| What you have to do |
From the entries below, pull out every line that contains the string "warm". Matches must agree in case.

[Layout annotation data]
** Begin **

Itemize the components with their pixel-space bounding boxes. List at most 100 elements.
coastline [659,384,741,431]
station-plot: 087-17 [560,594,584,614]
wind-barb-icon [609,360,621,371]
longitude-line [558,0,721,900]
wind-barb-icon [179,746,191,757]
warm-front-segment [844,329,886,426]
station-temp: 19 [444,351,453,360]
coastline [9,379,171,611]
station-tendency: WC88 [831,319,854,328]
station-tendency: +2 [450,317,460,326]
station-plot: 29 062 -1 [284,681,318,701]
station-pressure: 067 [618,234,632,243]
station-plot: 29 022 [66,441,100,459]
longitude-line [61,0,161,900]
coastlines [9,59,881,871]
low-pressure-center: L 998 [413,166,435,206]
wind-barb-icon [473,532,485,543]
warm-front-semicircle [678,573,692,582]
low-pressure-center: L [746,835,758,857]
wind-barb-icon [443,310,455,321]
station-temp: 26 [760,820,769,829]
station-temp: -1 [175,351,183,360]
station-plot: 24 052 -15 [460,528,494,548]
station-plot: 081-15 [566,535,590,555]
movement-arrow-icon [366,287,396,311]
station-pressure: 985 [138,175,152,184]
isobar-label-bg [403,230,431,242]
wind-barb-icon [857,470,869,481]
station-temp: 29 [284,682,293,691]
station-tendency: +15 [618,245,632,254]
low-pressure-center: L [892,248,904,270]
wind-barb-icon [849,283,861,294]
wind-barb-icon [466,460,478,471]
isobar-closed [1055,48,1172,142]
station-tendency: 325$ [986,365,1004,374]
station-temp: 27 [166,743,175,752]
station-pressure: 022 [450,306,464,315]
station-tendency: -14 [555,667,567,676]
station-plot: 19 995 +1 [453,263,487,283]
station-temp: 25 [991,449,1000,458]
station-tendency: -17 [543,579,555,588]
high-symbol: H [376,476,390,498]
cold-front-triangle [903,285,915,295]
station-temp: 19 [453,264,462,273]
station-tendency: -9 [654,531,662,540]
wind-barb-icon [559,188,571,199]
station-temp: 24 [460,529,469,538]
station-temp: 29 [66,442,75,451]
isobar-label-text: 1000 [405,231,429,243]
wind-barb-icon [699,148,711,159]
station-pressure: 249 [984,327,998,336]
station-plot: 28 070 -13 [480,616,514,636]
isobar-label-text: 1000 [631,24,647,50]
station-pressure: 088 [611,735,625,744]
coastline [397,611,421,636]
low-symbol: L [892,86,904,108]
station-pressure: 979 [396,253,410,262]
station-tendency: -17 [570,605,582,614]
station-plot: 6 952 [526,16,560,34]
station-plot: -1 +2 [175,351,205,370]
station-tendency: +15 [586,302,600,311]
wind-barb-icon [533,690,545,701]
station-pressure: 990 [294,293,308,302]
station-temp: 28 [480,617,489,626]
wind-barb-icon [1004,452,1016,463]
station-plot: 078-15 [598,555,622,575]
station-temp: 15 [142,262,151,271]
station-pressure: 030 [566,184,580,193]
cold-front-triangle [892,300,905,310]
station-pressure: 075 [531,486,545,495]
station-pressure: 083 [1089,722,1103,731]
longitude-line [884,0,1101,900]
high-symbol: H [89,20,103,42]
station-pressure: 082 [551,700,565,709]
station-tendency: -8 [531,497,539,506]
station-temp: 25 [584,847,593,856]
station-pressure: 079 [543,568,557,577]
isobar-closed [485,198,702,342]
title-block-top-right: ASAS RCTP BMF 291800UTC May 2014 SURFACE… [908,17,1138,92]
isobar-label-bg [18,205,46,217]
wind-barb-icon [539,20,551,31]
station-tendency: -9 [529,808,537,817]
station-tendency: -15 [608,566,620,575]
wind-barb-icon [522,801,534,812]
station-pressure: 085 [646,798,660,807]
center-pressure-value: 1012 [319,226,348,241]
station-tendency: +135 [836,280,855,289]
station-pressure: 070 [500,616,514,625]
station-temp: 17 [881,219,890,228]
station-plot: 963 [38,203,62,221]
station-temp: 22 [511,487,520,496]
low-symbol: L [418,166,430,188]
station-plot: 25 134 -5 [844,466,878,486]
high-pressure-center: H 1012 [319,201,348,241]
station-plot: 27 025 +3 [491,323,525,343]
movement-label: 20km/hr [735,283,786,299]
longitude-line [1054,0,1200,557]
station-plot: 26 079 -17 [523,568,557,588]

** End **

| Task output |
warm-front-segment [844,329,886,426]
warm-front-semicircle [678,573,692,582]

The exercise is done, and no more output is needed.